--- Begin Supplied information ---

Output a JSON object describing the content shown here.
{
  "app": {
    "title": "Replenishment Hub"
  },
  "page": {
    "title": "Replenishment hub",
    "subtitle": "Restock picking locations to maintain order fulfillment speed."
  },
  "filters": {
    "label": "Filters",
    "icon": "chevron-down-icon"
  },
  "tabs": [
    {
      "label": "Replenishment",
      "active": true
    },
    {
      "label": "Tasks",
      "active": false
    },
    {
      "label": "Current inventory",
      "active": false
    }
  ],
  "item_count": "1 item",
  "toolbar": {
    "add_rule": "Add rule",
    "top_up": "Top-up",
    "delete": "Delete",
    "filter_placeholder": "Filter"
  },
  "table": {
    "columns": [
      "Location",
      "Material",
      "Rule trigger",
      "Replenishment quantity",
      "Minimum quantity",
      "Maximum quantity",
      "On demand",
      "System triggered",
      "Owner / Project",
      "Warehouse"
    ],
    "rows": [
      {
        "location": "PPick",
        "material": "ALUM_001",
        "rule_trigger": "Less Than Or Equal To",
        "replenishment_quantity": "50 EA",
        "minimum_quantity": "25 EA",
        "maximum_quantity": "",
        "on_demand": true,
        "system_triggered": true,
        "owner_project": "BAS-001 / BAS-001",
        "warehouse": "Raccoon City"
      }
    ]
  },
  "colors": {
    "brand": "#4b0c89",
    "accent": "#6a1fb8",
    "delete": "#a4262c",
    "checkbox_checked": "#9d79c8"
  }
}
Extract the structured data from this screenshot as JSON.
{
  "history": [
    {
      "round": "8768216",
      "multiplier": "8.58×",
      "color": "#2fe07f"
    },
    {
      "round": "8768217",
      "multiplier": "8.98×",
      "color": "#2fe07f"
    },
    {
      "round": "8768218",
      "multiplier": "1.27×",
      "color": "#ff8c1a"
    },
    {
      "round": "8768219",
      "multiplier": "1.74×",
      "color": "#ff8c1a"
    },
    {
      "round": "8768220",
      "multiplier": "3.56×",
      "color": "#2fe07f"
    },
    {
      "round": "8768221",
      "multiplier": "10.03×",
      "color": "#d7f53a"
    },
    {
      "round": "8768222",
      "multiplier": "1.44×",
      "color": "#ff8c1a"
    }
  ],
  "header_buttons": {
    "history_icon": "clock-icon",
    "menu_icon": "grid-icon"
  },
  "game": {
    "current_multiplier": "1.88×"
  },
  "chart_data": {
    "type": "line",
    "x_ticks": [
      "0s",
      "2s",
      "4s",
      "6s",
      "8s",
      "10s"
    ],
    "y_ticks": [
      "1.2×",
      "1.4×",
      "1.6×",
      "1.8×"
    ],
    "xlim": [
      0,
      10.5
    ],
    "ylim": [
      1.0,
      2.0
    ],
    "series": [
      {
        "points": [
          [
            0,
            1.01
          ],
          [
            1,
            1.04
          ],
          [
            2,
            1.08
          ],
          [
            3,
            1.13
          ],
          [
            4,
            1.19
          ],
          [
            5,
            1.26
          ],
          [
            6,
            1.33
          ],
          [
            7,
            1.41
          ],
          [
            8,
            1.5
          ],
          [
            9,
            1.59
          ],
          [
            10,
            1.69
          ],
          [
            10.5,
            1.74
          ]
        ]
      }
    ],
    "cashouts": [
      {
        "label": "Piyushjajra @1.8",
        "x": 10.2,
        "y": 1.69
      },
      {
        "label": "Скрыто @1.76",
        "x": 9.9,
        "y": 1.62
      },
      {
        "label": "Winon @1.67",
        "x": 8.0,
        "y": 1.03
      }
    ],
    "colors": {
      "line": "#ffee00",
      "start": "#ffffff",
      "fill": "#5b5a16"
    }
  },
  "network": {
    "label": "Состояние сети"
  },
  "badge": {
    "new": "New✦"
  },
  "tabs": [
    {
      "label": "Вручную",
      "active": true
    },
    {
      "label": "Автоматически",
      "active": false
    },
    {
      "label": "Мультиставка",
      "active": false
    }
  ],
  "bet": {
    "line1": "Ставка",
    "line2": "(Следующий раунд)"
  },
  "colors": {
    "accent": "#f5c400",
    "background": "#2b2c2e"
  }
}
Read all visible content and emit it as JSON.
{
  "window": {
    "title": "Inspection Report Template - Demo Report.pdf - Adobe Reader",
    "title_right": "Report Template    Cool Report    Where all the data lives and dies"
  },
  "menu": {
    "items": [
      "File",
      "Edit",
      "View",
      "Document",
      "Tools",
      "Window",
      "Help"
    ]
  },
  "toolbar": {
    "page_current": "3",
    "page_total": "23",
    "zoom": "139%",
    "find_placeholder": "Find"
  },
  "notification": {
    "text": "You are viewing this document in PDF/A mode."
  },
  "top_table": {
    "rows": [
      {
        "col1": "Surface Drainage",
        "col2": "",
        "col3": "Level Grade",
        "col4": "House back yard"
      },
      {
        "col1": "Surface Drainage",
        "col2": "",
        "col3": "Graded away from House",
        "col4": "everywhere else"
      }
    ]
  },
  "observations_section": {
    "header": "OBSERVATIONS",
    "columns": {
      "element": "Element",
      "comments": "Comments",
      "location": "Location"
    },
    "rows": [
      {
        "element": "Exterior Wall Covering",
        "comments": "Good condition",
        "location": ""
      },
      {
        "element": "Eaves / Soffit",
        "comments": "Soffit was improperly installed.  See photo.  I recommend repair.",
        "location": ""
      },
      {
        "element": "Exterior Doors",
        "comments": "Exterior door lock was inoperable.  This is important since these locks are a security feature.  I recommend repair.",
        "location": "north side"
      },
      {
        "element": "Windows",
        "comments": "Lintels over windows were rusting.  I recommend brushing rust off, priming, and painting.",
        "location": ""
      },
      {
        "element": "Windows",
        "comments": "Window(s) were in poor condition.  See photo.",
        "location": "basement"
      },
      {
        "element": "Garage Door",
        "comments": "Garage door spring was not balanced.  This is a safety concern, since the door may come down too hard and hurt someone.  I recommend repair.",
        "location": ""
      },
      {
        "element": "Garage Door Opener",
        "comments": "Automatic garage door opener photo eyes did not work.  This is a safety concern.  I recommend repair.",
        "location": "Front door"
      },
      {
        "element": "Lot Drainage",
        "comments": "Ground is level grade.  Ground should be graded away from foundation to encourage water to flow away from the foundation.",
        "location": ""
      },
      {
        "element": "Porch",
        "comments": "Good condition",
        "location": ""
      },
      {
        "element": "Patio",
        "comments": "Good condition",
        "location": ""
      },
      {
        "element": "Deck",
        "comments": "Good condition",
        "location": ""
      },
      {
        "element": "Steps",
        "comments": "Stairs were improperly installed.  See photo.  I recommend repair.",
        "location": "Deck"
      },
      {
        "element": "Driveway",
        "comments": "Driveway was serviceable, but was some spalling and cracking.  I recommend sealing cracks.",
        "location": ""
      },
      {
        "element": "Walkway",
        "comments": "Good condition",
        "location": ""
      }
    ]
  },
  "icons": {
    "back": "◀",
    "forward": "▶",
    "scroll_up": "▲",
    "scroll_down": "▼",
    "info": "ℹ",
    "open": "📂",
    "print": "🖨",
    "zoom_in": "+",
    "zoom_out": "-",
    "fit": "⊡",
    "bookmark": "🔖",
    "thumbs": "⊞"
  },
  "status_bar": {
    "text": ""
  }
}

--- End Supplied information ---

▸ Short task
Each line in the listing above that contains "Template" should be copied.

▸ Expected answer
    "title": "Inspection Report Template - Demo Report.pdf - Adobe Reader",
    "title_right": "Report Template    Cool Report    Where all the data lives and dies"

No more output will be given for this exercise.